(Stored dataset items)
::::::::::

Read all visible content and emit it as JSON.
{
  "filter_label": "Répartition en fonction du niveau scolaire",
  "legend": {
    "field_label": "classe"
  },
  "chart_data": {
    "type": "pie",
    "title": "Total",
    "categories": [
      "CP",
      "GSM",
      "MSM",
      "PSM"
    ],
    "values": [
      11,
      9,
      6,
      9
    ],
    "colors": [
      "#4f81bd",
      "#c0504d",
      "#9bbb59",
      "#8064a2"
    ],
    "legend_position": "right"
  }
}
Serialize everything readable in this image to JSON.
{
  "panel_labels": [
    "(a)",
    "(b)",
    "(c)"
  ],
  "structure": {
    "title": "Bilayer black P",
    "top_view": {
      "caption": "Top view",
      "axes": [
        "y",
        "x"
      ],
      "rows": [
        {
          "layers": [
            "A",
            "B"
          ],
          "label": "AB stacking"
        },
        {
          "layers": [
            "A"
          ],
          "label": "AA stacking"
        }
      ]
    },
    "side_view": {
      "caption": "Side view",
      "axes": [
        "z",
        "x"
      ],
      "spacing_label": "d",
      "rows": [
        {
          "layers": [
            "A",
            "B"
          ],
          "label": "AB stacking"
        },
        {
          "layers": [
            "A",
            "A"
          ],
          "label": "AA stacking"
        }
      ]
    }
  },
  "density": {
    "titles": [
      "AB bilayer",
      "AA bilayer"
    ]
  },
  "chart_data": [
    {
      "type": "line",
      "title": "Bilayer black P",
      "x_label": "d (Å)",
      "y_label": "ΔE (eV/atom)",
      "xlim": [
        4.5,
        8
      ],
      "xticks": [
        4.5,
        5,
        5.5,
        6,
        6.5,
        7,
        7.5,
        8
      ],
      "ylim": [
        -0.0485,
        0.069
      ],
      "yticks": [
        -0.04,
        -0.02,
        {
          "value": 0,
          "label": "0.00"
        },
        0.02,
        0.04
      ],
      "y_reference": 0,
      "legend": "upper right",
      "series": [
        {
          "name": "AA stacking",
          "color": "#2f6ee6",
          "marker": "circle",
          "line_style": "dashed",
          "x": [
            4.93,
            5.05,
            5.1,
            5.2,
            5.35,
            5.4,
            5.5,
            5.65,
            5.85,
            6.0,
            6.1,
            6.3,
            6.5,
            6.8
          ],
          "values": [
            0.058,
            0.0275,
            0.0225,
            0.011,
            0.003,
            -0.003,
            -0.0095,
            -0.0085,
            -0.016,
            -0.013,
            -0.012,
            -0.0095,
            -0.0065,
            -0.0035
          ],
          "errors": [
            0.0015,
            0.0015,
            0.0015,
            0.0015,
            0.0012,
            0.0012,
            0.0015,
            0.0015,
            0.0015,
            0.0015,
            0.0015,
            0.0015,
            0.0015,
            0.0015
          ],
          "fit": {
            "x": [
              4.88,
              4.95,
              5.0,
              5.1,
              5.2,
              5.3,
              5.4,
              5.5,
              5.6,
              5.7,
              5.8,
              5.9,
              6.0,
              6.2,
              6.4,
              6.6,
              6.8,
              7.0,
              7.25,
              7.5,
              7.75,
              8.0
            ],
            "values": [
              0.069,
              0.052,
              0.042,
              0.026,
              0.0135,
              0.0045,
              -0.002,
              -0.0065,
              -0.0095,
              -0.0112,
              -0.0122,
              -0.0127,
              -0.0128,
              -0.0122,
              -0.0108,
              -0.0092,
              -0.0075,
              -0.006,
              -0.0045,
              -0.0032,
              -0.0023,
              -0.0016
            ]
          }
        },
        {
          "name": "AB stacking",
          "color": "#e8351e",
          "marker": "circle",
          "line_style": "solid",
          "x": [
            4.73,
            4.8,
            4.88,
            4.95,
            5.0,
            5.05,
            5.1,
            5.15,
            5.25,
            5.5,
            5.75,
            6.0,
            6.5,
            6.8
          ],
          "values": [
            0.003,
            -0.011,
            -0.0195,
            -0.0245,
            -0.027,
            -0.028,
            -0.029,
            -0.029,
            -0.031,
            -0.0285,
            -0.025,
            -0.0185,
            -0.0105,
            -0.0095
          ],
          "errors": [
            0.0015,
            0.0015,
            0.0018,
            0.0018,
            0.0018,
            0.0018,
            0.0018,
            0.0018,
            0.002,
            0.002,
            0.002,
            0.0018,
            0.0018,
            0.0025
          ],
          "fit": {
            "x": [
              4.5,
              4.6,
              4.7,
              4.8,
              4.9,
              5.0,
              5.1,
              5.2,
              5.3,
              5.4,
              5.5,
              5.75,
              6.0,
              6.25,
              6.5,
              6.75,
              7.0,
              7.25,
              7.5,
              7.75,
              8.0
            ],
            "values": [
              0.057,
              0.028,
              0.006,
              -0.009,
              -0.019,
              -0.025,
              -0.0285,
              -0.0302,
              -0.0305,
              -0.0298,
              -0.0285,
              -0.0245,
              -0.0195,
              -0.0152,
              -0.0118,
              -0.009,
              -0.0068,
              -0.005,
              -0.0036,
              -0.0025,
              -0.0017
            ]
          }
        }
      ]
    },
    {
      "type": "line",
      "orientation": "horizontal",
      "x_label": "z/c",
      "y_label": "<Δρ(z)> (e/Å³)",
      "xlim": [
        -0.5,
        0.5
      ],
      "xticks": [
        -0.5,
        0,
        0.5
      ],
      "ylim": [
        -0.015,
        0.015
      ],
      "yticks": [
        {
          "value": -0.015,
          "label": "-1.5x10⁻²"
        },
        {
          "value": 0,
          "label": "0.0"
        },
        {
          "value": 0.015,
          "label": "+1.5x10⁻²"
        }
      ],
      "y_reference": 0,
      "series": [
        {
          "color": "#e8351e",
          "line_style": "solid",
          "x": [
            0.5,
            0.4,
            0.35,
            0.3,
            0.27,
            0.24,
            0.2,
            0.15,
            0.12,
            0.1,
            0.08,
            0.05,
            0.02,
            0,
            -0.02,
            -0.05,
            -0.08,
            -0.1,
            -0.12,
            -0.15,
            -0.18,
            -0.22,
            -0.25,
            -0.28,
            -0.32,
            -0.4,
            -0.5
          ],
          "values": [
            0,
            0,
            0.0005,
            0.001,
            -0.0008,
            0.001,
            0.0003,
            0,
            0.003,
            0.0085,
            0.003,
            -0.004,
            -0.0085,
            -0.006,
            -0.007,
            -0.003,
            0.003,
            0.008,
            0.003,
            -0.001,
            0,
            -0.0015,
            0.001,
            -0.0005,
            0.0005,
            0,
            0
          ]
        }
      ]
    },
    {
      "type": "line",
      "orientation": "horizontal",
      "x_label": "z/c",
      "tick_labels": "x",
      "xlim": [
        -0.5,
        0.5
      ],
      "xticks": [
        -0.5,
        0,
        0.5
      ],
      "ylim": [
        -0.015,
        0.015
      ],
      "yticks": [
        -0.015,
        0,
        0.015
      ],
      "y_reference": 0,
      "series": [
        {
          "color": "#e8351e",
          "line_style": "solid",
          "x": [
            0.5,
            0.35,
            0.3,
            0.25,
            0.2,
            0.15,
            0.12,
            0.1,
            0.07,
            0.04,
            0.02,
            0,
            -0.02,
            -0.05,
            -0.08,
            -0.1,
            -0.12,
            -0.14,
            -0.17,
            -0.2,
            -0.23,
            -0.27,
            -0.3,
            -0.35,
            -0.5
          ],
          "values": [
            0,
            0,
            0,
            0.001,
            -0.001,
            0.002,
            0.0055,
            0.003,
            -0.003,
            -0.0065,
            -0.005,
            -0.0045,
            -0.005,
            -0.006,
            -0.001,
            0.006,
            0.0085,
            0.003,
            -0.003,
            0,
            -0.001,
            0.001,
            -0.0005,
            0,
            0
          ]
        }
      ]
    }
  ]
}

::::::::::

§ EXERCISE AIM
Reproduce the data, keeping every line exactly the same.

§ RESPONSE TO THIS EXERCISE
Read all visible content and emit it as JSON.
{
  "filter_label": "Répartition en fonction du niveau scolaire",
  "legend": {
    "field_label": "classe"
  },
  "chart_data": {
    "type": "pie",
    "title": "Total",
    "categories": [
      "CP",
      "GSM",
      "MSM",
      "PSM"
    ],
    "values": [
      11,
      9,
      6,
      9
    ],
    "colors": [
      "#4f81bd",
      "#c0504d",
      "#9bbb59",
      "#8064a2"
    ],
    "legend_position": "right"
  }
}
Serialize everything readable in this image to JSON.
{
  "panel_labels": [
    "(a)",
    "(b)",
    "(c)"
  ],
  "structure": {
    "title": "Bilayer black P",
    "top_view": {
      "caption": "Top view",
      "axes": [
        "y",
        "x"
      ],
      "rows": [
        {
          "layers": [
            "A",
            "B"
          ],
          "label": "AB stacking"
        },
        {
          "layers": [
            "A"
          ],
          "label": "AA stacking"
        }
      ]
    },
    "side_view": {
      "caption": "Side view",
      "axes": [
        "z",
        "x"
      ],
      "spacing_label": "d",
      "rows": [
        {
          "layers": [
            "A",
            "B"
          ],
          "label": "AB stacking"
        },
        {
          "layers": [
            "A",
            "A"
          ],
          "label": "AA stacking"
        }
      ]
    }
  },
  "density": {
    "titles": [
      "AB bilayer",
      "AA bilayer"
    ]
  },
  "chart_data": [
    {
      "type": "line",
      "title": "Bilayer black P",
      "x_label": "d (Å)",
      "y_label": "ΔE (eV/atom)",
      "xlim": [
        4.5,
        8
      ],
      "xticks": [
        4.5,
        5,
        5.5,
        6,
        6.5,
        7,
        7.5,
        8
      ],
      "ylim": [
        -0.0485,
        0.069
      ],
      "yticks": [
        -0.04,
        -0.02,
        {
          "value": 0,
          "label": "0.00"
        },
        0.02,
        0.04
      ],
      "y_reference": 0,
      "legend": "upper right",
      "series": [
        {
          "name": "AA stacking",
          "color": "#2f6ee6",
          "marker": "circle",
          "line_style": "dashed",
          "x": [
            4.93,
            5.05,
            5.1,
            5.2,
            5.35,
            5.4,
            5.5,
            5.65,
            5.85,
            6.0,
            6.1,
            6.3,
            6.5,
            6.8
          ],
          "values": [
            0.058,
            0.0275,
            0.0225,
            0.011,
            0.003,
            -0.003,
            -0.0095,
            -0.0085,
            -0.016,
            -0.013,
            -0.012,
            -0.0095,
            -0.0065,
            -0.0035
          ],
          "errors": [
            0.0015,
            0.0015,
            0.0015,
            0.0015,
            0.0012,
            0.0012,
            0.0015,
            0.0015,
            0.0015,
            0.0015,
            0.0015,
            0.0015,
            0.0015,
            0.0015
          ],
          "fit": {
            "x": [
              4.88,
              4.95,
              5.0,
              5.1,
              5.2,
              5.3,
              5.4,
              5.5,
              5.6,
              5.7,
              5.8,
              5.9,
              6.0,
              6.2,
              6.4,
              6.6,
              6.8,
              7.0,
              7.25,
              7.5,
              7.75,
              8.0
            ],
            "values": [
              0.069,
              0.052,
              0.042,
              0.026,
              0.0135,
              0.0045,
              -0.002,
              -0.0065,
              -0.0095,
              -0.0112,
              -0.0122,
              -0.0127,
              -0.0128,
              -0.0122,
              -0.0108,
              -0.0092,
              -0.0075,
              -0.006,
              -0.0045,
              -0.0032,
              -0.0023,
              -0.0016
            ]
          }
        },
        {
          "name": "AB stacking",
          "color": "#e8351e",
          "marker": "circle",
          "line_style": "solid",
          "x": [
            4.73,
            4.8,
            4.88,
            4.95,
            5.0,
            5.05,
            5.1,
            5.15,
            5.25,
            5.5,
            5.75,
            6.0,
            6.5,
            6.8
          ],
          "values": [
            0.003,
            -0.011,
            -0.0195,
            -0.0245,
            -0.027,
            -0.028,
            -0.029,
            -0.029,
            -0.031,
            -0.0285,
            -0.025,
            -0.0185,
            -0.0105,
            -0.0095
          ],
          "errors": [
            0.0015,
            0.0015,
            0.0018,
            0.0018,
            0.0018,
            0.0018,
            0.0018,
            0.0018,
            0.002,
            0.002,
            0.002,
            0.0018,
            0.0018,
            0.0025
          ],
          "fit": {
            "x": [
              4.5,
              4.6,
              4.7,
              4.8,
              4.9,
              5.0,
              5.1,
              5.2,
              5.3,
              5.4,
              5.5,
              5.75,
              6.0,
              6.25,
              6.5,
              6.75,
              7.0,
              7.25,
              7.5,
              7.75,
              8.0
            ],
            "values": [
              0.057,
              0.028,
              0.006,
              -0.009,
              -0.019,
              -0.025,
              -0.0285,
              -0.0302,
              -0.0305,
              -0.0298,
              -0.0285,
              -0.0245,
              -0.0195,
              -0.0152,
              -0.0118,
              -0.009,
              -0.0068,
              -0.005,
              -0.0036,
              -0.0025,
              -0.0017
            ]
          }
        }
      ]
    },
    {
      "type": "line",
      "orientation": "horizontal",
      "x_label": "z/c",
      "y_label": "<Δρ(z)> (e/Å³)",
      "xlim": [
        -0.5,
        0.5
      ],
      "xticks": [
        -0.5,
        0,
        0.5
      ],
      "ylim": [
        -0.015,
        0.015
      ],
      "yticks": [
        {
          "value": -0.015,
          "label": "-1.5x10⁻²"
        },
        {
          "value": 0,
          "label": "0.0"
        },
        {
          "value": 0.015,
          "label": "+1.5x10⁻²"
        }
      ],
      "y_reference": 0,
      "series": [
        {
          "color": "#e8351e",
          "line_style": "solid",
          "x": [
            0.5,
            0.4,
            0.35,
            0.3,
            0.27,
            0.24,
            0.2,
            0.15,
            0.12,
            0.1,
            0.08,
            0.05,
            0.02,
            0,
            -0.02,
            -0.05,
            -0.08,
            -0.1,
            -0.12,
            -0.15,
            -0.18,
            -0.22,
            -0.25,
            -0.28,
            -0.32,
            -0.4,
            -0.5
          ],
          "values": [
            0,
            0,
            0.0005,
            0.001,
            -0.0008,
            0.001,
            0.0003,
            0,
            0.003,
            0.0085,
            0.003,
            -0.004,
            -0.0085,
            -0.006,
            -0.007,
            -0.003,
            0.003,
            0.008,
            0.003,
            -0.001,
            0,
            -0.0015,
            0.001,
            -0.0005,
            0.0005,
            0,
            0
          ]
        }
      ]
    },
    {
      "type": "line",
      "orientation": "horizontal",
      "x_label": "z/c",
      "tick_labels": "x",
      "xlim": [
        -0.5,
        0.5
      ],
      "xticks": [
        -0.5,
        0,
        0.5
      ],
      "ylim": [
        -0.015,
        0.015
      ],
      "yticks": [
        -0.015,
        0,
        0.015
      ],
      "y_reference": 0,
      "series": [
        {
          "color": "#e8351e",
          "line_style": "solid",
          "x": [
            0.5,
            0.35,
            0.3,
            0.25,
            0.2,
            0.15,
            0.12,
            0.1,
            0.07,
            0.04,
            0.02,
            0,
            -0.02,
            -0.05,
            -0.08,
            -0.1,
            -0.12,
            -0.14,
            -0.17,
            -0.2,
            -0.23,
            -0.27,
            -0.3,
            -0.35,
            -0.5
          ],
          "values": [
            0,
            0,
            0,
            0.001,
            -0.001,
            0.002,
            0.0055,
            0.003,
            -0.003,
            -0.0065,
            -0.005,
            -0.0045,
            -0.005,
            -0.006,
            -0.001,
            0.006,
            0.0085,
            0.003,
            -0.003,
            0,
            -0.001,
            0.001,
            -0.0005,
            0,
            0
          ]
        }
      ]
    }
  ]
}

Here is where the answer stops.